> _Written instruction_: Lift out each line of the data that holds "title".

-- Start of Supplied records --

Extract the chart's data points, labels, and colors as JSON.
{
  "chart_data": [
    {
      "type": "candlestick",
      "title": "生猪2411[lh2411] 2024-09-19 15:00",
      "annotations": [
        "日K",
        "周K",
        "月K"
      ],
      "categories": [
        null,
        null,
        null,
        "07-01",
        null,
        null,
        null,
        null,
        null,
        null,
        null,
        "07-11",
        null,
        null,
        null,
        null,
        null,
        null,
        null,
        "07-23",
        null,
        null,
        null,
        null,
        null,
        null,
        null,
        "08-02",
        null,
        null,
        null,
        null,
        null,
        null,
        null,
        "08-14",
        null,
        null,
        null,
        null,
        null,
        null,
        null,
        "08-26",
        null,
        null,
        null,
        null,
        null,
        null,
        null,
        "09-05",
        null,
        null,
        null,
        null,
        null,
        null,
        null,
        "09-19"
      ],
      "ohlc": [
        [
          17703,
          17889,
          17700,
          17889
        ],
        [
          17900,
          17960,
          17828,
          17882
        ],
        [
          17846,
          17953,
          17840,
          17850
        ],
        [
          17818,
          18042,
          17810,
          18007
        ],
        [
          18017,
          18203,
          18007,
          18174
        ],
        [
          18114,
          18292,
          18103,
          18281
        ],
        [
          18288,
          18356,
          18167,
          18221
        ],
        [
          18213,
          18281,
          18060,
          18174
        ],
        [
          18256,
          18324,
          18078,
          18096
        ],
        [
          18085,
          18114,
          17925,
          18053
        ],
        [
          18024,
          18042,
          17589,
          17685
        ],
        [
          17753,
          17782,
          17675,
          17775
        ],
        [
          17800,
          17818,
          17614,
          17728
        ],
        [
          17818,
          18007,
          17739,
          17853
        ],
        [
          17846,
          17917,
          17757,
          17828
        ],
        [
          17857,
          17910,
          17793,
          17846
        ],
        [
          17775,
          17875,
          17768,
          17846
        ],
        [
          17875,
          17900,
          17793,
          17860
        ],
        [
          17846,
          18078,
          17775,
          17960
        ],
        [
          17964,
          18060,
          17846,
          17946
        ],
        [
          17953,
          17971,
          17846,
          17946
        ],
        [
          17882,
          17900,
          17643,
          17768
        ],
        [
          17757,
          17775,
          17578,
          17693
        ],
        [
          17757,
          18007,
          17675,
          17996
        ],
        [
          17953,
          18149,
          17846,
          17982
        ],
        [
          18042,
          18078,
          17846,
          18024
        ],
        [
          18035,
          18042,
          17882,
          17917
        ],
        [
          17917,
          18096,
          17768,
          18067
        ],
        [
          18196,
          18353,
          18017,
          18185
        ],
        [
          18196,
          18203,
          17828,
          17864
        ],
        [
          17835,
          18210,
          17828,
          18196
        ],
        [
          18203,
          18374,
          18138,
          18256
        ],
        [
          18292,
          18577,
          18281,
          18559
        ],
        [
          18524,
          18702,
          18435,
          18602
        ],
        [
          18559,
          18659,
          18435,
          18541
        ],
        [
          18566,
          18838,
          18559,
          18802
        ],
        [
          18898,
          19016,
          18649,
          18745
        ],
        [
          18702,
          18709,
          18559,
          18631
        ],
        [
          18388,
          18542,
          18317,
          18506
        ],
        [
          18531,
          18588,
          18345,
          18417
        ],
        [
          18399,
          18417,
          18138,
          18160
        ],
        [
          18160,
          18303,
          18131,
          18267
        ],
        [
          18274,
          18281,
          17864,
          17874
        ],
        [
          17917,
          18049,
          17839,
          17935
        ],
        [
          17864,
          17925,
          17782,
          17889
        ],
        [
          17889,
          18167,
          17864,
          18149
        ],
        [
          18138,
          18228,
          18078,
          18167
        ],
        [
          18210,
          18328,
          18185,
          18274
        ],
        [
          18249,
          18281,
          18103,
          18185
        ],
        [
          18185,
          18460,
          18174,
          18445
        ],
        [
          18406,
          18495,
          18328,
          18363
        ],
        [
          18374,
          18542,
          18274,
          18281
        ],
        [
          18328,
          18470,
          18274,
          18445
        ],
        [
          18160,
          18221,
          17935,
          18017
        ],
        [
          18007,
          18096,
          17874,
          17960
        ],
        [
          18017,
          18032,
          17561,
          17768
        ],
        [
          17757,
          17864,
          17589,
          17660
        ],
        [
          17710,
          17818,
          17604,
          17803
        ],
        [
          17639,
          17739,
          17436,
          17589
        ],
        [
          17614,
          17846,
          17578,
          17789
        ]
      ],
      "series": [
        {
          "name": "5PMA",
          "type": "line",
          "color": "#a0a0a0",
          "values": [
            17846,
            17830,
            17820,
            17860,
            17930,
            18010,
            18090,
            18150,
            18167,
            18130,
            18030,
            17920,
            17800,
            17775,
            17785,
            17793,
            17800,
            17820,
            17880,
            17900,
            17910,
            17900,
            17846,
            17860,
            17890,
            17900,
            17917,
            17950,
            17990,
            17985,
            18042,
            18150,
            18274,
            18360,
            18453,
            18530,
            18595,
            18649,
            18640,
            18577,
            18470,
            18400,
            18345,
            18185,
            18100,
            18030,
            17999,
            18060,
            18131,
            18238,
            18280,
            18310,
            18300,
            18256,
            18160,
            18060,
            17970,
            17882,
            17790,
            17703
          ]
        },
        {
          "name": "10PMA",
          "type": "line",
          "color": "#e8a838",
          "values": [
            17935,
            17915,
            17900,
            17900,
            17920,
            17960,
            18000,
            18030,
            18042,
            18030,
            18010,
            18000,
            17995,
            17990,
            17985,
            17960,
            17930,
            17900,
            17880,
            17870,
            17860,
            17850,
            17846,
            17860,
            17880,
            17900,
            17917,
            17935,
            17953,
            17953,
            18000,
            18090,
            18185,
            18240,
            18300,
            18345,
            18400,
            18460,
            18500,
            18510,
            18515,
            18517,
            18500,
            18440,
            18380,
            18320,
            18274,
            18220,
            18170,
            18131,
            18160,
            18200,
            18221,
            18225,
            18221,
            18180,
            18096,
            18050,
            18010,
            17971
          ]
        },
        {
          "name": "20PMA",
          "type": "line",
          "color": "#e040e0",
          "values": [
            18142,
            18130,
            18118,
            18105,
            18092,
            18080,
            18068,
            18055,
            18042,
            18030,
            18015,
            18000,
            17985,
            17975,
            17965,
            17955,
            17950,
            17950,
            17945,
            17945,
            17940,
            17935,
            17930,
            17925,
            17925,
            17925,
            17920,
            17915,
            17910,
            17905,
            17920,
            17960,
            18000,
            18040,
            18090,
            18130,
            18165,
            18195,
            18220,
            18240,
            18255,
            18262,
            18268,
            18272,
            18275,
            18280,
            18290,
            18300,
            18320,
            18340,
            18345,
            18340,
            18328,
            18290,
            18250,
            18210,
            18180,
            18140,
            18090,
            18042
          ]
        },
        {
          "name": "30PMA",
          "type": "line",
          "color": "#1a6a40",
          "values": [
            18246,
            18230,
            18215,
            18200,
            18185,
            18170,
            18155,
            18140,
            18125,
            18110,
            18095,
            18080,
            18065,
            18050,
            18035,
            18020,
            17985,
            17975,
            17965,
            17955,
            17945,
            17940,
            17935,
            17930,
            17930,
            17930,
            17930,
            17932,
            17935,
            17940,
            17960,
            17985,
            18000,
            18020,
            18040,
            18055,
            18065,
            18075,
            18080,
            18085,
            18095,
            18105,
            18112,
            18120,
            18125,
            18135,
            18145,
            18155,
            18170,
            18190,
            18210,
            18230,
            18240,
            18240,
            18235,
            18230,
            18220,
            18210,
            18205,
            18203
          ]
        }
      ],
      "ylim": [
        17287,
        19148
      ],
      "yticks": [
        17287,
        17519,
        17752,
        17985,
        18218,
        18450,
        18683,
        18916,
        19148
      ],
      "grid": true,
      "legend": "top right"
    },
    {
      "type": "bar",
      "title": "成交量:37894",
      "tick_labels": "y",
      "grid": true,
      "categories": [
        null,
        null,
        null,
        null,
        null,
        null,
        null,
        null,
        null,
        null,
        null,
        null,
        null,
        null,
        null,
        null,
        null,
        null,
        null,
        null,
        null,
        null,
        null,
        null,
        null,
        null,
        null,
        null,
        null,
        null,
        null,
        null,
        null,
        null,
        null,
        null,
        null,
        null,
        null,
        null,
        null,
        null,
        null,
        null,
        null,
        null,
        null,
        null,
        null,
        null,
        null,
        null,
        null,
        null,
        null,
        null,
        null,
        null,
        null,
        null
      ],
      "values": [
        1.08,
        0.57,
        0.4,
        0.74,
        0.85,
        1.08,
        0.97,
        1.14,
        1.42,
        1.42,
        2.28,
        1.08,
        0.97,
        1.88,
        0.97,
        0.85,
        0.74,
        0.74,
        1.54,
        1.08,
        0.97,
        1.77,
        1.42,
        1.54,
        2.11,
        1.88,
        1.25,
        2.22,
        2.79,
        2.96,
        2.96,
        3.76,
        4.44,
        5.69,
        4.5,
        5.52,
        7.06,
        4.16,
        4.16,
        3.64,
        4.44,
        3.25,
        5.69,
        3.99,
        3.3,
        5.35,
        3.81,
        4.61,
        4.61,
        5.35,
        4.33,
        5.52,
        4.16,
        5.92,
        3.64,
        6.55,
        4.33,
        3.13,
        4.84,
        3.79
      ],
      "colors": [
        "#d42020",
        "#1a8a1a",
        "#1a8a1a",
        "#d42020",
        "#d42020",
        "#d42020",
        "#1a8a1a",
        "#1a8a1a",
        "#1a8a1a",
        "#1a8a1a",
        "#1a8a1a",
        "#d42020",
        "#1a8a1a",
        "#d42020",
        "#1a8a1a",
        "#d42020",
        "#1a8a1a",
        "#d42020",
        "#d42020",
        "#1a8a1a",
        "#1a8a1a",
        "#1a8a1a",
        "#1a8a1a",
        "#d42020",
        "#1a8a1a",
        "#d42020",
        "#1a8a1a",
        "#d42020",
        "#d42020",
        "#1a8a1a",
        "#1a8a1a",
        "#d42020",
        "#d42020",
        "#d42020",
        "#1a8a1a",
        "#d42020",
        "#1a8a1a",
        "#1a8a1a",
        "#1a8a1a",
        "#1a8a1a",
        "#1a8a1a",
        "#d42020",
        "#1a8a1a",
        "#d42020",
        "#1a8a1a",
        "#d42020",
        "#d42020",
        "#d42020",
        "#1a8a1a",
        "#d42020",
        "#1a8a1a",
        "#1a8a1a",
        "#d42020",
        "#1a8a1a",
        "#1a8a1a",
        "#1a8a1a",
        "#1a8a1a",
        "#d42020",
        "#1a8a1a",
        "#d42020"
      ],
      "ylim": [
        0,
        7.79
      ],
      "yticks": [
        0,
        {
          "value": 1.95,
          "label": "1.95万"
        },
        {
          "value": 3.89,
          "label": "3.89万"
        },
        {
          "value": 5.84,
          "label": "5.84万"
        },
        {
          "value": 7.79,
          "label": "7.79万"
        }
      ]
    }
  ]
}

-- End of Supplied records --

> _Solution for this exercise_:
      "title": "生猪2411[lh2411] 2024-09-19 15:00",
      "title": "成交量:37894",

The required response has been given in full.